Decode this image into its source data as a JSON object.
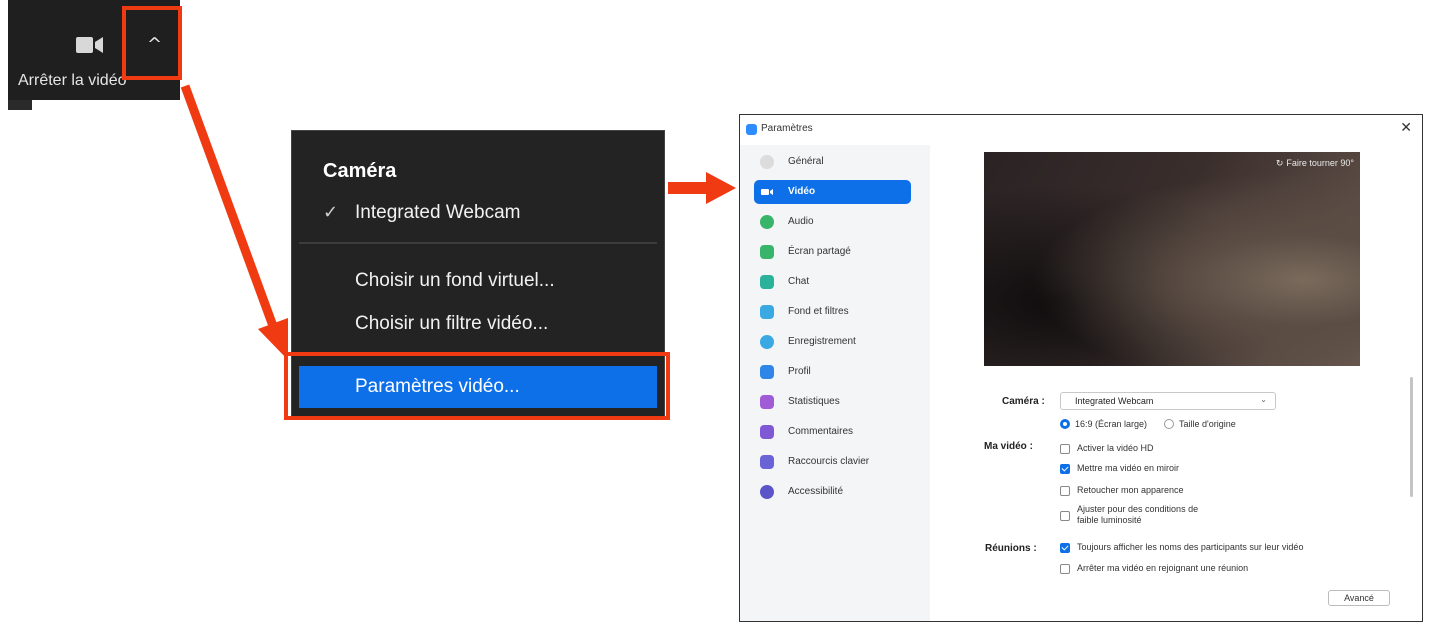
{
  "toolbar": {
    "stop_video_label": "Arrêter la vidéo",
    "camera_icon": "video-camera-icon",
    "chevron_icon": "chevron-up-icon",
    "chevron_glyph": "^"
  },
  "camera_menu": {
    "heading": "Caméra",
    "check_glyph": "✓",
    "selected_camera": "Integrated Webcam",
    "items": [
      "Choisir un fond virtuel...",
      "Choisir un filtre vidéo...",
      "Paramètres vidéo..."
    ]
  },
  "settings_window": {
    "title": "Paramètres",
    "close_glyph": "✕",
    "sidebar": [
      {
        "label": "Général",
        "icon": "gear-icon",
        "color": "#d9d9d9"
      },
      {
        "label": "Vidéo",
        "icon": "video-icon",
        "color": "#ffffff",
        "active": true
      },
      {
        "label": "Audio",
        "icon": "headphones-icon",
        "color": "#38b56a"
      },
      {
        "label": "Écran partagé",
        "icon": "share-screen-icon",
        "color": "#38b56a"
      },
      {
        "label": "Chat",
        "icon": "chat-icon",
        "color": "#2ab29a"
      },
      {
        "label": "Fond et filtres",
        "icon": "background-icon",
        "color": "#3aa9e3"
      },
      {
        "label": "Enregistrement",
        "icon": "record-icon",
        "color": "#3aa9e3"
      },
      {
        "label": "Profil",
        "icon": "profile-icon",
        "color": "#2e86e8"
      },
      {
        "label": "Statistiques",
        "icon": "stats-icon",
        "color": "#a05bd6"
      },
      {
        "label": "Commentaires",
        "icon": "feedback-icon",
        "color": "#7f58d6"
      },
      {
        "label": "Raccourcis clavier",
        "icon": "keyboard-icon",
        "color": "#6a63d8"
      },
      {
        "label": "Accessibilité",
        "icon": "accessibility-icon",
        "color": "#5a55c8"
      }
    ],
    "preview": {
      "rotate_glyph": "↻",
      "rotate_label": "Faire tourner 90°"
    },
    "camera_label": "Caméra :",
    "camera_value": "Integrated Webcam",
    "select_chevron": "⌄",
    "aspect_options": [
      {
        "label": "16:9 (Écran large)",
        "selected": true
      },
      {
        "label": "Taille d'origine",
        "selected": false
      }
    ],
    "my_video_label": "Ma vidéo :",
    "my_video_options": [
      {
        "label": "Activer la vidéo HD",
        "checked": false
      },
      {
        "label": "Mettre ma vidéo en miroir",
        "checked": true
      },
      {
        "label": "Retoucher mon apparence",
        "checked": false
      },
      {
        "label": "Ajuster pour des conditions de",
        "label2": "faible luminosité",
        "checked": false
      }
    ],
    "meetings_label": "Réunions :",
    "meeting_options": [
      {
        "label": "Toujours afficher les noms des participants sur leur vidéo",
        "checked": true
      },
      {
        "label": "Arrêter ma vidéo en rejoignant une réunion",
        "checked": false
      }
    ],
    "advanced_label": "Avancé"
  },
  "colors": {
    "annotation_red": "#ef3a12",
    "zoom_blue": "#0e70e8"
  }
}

--

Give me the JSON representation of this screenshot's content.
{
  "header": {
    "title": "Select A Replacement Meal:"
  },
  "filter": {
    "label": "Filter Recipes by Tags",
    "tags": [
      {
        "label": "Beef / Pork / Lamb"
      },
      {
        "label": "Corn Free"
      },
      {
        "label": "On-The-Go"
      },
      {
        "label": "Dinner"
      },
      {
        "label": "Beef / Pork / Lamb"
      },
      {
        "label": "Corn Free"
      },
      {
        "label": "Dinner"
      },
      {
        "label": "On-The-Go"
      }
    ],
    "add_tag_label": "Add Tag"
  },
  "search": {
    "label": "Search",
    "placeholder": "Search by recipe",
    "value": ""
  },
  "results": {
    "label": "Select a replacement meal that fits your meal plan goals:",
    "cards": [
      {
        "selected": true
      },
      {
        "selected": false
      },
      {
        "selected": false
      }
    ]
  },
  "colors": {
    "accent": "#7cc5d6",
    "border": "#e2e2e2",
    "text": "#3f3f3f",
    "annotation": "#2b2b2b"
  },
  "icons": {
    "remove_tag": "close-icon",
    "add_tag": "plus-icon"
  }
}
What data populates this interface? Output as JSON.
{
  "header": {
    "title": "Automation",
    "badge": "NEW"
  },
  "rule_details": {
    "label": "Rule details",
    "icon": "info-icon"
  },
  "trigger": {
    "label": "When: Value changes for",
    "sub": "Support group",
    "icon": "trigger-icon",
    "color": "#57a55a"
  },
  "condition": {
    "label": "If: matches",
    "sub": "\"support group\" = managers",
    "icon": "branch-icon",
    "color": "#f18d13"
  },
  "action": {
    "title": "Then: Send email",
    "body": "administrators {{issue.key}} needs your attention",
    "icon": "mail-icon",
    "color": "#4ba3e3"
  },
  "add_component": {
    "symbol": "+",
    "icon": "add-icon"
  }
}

--

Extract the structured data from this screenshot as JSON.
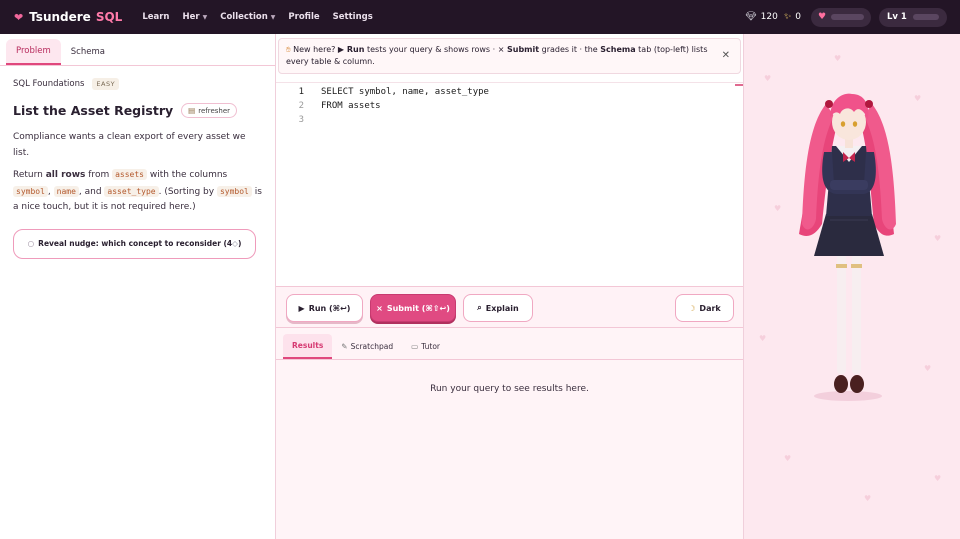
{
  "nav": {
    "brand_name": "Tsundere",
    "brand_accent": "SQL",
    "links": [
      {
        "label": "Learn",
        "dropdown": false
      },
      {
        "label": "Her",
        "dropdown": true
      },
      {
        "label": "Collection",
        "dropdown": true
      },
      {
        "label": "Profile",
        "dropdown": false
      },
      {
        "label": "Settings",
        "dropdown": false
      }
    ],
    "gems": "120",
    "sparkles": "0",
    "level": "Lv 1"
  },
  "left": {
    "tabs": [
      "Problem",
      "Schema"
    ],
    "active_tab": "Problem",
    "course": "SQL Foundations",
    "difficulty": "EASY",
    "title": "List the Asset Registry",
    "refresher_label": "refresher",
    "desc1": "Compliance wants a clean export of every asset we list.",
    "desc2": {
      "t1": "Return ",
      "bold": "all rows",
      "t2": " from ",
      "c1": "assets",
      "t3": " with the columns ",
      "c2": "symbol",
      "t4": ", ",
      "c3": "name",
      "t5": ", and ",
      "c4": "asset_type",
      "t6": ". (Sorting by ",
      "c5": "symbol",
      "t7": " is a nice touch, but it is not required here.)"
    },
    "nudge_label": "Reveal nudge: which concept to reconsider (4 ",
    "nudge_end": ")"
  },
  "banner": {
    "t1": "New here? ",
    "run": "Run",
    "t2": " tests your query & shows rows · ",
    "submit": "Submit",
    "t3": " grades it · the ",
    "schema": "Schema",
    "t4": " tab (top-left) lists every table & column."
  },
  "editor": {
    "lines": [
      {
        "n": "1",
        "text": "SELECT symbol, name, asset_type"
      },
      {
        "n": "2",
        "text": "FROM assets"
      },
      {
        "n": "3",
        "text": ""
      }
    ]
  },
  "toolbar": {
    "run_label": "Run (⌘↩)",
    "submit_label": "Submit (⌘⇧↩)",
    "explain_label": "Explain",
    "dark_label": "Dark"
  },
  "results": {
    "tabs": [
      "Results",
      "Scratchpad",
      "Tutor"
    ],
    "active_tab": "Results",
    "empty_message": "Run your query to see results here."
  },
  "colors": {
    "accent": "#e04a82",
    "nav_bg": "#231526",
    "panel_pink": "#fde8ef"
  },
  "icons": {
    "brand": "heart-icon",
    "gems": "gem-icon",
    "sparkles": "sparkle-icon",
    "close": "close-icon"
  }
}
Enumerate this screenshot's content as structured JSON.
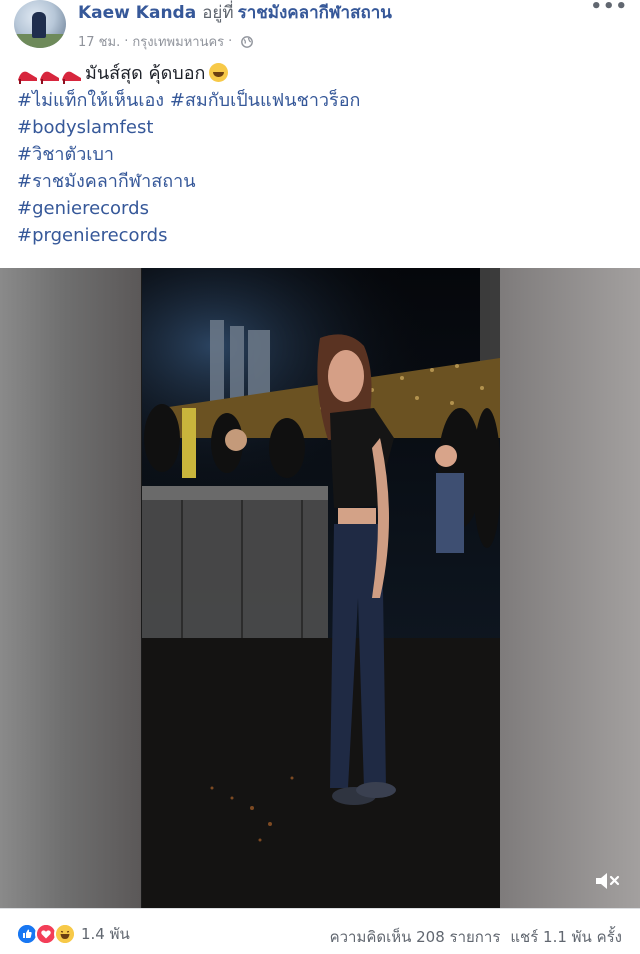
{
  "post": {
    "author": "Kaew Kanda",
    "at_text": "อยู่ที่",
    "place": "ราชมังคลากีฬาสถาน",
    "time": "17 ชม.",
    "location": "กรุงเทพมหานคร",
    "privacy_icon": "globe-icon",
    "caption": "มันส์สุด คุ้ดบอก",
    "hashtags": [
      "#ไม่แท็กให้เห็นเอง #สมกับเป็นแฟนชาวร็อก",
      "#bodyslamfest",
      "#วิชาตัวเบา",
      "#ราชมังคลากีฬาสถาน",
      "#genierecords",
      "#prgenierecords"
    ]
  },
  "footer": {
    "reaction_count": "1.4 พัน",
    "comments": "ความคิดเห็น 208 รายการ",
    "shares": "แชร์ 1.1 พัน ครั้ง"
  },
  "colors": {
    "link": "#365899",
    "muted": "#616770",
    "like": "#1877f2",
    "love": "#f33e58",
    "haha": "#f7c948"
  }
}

--

(JOB): Identify each line in the records above that contains the word "ฬาสถาน", and copy it out in full.

(RESULT OF THE EXERCISE):
    "place": "ราชมังคลากีฬาสถาน",
      "#ราชมังคลากีฬาสถาน",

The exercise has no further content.